** BEGIN Entries **

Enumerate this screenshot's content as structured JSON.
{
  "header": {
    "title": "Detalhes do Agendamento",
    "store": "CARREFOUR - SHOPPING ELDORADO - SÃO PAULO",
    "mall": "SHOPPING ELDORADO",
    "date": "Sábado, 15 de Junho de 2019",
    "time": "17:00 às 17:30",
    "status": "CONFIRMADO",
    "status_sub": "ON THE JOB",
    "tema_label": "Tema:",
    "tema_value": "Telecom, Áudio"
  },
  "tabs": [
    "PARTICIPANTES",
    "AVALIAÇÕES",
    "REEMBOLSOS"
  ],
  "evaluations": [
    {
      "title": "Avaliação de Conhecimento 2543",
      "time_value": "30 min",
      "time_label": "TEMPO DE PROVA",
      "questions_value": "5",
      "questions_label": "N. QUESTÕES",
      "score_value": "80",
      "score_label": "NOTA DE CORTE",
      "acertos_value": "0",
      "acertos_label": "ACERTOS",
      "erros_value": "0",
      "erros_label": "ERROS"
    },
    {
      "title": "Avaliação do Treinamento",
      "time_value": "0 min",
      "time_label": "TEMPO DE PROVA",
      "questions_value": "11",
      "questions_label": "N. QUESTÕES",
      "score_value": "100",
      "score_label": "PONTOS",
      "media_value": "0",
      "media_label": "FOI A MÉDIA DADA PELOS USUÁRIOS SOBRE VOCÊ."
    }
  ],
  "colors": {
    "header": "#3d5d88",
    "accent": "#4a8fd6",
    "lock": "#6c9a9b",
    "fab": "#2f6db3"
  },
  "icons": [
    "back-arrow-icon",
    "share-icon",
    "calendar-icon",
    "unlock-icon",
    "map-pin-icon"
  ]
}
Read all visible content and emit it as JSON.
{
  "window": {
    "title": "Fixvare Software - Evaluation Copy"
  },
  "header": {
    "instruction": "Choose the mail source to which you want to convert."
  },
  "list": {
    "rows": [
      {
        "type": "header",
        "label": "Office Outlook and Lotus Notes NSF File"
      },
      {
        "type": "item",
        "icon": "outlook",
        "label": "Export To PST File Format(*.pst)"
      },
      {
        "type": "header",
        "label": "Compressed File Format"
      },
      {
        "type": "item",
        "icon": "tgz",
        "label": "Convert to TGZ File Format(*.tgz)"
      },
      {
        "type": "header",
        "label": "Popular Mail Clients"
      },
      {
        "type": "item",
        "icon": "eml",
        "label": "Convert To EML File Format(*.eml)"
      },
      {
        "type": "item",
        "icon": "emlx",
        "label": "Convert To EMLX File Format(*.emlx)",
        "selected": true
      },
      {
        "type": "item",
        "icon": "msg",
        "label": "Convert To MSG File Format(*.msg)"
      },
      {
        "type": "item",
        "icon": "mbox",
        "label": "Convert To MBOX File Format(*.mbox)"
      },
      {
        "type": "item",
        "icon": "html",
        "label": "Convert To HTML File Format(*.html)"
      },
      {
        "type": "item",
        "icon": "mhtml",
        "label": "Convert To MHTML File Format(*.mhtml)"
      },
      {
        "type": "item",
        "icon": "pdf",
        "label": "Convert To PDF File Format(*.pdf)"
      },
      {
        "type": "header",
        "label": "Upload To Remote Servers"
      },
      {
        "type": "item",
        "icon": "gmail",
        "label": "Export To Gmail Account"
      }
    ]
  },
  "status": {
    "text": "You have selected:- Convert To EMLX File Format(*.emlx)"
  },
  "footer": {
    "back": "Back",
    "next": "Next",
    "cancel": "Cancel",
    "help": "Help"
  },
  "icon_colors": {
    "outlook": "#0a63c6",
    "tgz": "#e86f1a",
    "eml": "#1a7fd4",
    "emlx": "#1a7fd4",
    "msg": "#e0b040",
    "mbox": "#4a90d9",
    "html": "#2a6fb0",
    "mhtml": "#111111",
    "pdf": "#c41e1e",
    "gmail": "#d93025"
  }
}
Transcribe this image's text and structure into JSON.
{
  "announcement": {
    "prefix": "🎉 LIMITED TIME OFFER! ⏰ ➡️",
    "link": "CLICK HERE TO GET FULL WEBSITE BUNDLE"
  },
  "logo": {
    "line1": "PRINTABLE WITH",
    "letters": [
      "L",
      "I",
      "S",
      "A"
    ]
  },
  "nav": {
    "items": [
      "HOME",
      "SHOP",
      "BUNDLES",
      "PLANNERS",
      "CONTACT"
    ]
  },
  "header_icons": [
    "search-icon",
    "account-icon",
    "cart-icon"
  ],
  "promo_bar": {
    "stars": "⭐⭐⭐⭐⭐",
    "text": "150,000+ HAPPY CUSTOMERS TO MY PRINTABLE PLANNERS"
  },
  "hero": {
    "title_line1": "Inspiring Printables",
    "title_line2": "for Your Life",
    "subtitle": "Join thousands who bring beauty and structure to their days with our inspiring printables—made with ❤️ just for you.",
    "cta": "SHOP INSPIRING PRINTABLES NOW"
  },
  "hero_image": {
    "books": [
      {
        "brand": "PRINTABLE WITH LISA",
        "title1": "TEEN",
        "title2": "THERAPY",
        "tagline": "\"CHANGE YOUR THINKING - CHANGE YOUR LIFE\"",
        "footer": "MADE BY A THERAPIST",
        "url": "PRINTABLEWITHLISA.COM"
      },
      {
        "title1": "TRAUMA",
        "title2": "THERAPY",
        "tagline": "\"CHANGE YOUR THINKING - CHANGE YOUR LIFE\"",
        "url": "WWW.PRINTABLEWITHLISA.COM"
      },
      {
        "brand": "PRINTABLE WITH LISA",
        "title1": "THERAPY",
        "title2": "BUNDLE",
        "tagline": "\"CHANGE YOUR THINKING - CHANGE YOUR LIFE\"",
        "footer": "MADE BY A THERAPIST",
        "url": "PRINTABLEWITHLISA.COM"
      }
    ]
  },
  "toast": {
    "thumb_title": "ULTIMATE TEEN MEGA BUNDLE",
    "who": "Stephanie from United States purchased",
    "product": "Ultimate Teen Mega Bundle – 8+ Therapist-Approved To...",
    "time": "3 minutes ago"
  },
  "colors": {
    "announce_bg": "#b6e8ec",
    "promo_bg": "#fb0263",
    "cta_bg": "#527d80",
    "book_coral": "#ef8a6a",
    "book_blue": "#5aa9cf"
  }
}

** END Entries **

Objective: Please quote every record above exactly as it appears.

Written reply:
Enumerate this screenshot's content as structured JSON.
{
  "header": {
    "title": "Detalhes do Agendamento",
    "store": "CARREFOUR - SHOPPING ELDORADO - SÃO PAULO",
    "mall": "SHOPPING ELDORADO",
    "date": "Sábado, 15 de Junho de 2019",
    "time": "17:00 às 17:30",
    "status": "CONFIRMADO",
    "status_sub": "ON THE JOB",
    "tema_label": "Tema:",
    "tema_value": "Telecom, Áudio"
  },
  "tabs": [
    "PARTICIPANTES",
    "AVALIAÇÕES",
    "REEMBOLSOS"
  ],
  "evaluations": [
    {
      "title": "Avaliação de Conhecimento 2543",
      "time_value": "30 min",
      "time_label": "TEMPO DE PROVA",
      "questions_value": "5",
      "questions_label": "N. QUESTÕES",
      "score_value": "80",
      "score_label": "NOTA DE CORTE",
      "acertos_value": "0",
      "acertos_label": "ACERTOS",
      "erros_value": "0",
      "erros_label": "ERROS"
    },
    {
      "title": "Avaliação do Treinamento",
      "time_value": "0 min",
      "time_label": "TEMPO DE PROVA",
      "questions_value": "11",
      "questions_label": "N. QUESTÕES",
      "score_value": "100",
      "score_label": "PONTOS",
      "media_value": "0",
      "media_label": "FOI A MÉDIA DADA PELOS USUÁRIOS SOBRE VOCÊ."
    }
  ],
  "colors": {
    "header": "#3d5d88",
    "accent": "#4a8fd6",
    "lock": "#6c9a9b",
    "fab": "#2f6db3"
  },
  "icons": [
    "back-arrow-icon",
    "share-icon",
    "calendar-icon",
    "unlock-icon",
    "map-pin-icon"
  ]
}
Read all visible content and emit it as JSON.
{
  "window": {
    "title": "Fixvare Software - Evaluation Copy"
  },
  "header": {
    "instruction": "Choose the mail source to which you want to convert."
  },
  "list": {
    "rows": [
      {
        "type": "header",
        "label": "Office Outlook and Lotus Notes NSF File"
      },
      {
        "type": "item",
        "icon": "outlook",
        "label": "Export To PST File Format(*.pst)"
      },
      {
        "type": "header",
        "label": "Compressed File Format"
      },
      {
        "type": "item",
        "icon": "tgz",
        "label": "Convert to TGZ File Format(*.tgz)"
      },
      {
        "type": "header",
        "label": "Popular Mail Clients"
      },
      {
        "type": "item",
        "icon": "eml",
        "label": "Convert To EML File Format(*.eml)"
      },
      {
        "type": "item",
        "icon": "emlx",
        "label": "Convert To EMLX File Format(*.emlx)",
        "selected": true
      },
      {
        "type": "item",
        "icon": "msg",
        "label": "Convert To MSG File Format(*.msg)"
      },
      {
        "type": "item",
        "icon": "mbox",
        "label": "Convert To MBOX File Format(*.mbox)"
      },
      {
        "type": "item",
        "icon": "html",
        "label": "Convert To HTML File Format(*.html)"
      },
      {
        "type": "item",
        "icon": "mhtml",
        "label": "Convert To MHTML File Format(*.mhtml)"
      },
      {
        "type": "item",
        "icon": "pdf",
        "label": "Convert To PDF File Format(*.pdf)"
      },
      {
        "type": "header",
        "label": "Upload To Remote Servers"
      },
      {
        "type": "item",
        "icon": "gmail",
        "label": "Export To Gmail Account"
      }
    ]
  },
  "status": {
    "text": "You have selected:- Convert To EMLX File Format(*.emlx)"
  },
  "footer": {
    "back": "Back",
    "next": "Next",
    "cancel": "Cancel",
    "help": "Help"
  },
  "icon_colors": {
    "outlook": "#0a63c6",
    "tgz": "#e86f1a",
    "eml": "#1a7fd4",
    "emlx": "#1a7fd4",
    "msg": "#e0b040",
    "mbox": "#4a90d9",
    "html": "#2a6fb0",
    "mhtml": "#111111",
    "pdf": "#c41e1e",
    "gmail": "#d93025"
  }
}
Transcribe this image's text and structure into JSON.
{
  "announcement": {
    "prefix": "🎉 LIMITED TIME OFFER! ⏰ ➡️",
    "link": "CLICK HERE TO GET FULL WEBSITE BUNDLE"
  },
  "logo": {
    "line1": "PRINTABLE WITH",
    "letters": [
      "L",
      "I",
      "S",
      "A"
    ]
  },
  "nav": {
    "items": [
      "HOME",
      "SHOP",
      "BUNDLES",
      "PLANNERS",
      "CONTACT"
    ]
  },
  "header_icons": [
    "search-icon",
    "account-icon",
    "cart-icon"
  ],
  "promo_bar": {
    "stars": "⭐⭐⭐⭐⭐",
    "text": "150,000+ HAPPY CUSTOMERS TO MY PRINTABLE PLANNERS"
  },
  "hero": {
    "title_line1": "Inspiring Printables",
    "title_line2": "for Your Life",
    "subtitle": "Join thousands who bring beauty and structure to their days with our inspiring printables—made with ❤️ just for you.",
    "cta": "SHOP INSPIRING PRINTABLES NOW"
  },
  "hero_image": {
    "books": [
      {
        "brand": "PRINTABLE WITH LISA",
        "title1": "TEEN",
        "title2": "THERAPY",
        "tagline": "\"CHANGE YOUR THINKING - CHANGE YOUR LIFE\"",
        "footer": "MADE BY A THERAPIST",
        "url": "PRINTABLEWITHLISA.COM"
      },
      {
        "title1": "TRAUMA",
        "title2": "THERAPY",
        "tagline": "\"CHANGE YOUR THINKING - CHANGE YOUR LIFE\"",
        "url": "WWW.PRINTABLEWITHLISA.COM"
      },
      {
        "brand": "PRINTABLE WITH LISA",
        "title1": "THERAPY",
        "title2": "BUNDLE",
        "tagline": "\"CHANGE YOUR THINKING - CHANGE YOUR LIFE\"",
        "footer": "MADE BY A THERAPIST",
        "url": "PRINTABLEWITHLISA.COM"
      }
    ]
  },
  "toast": {
    "thumb_title": "ULTIMATE TEEN MEGA BUNDLE",
    "who": "Stephanie from United States purchased",
    "product": "Ultimate Teen Mega Bundle – 8+ Therapist-Approved To...",
    "time": "3 minutes ago"
  },
  "colors": {
    "announce_bg": "#b6e8ec",
    "promo_bg": "#fb0263",
    "cta_bg": "#527d80",
    "book_coral": "#ef8a6a",
    "book_blue": "#5aa9cf"
  }
}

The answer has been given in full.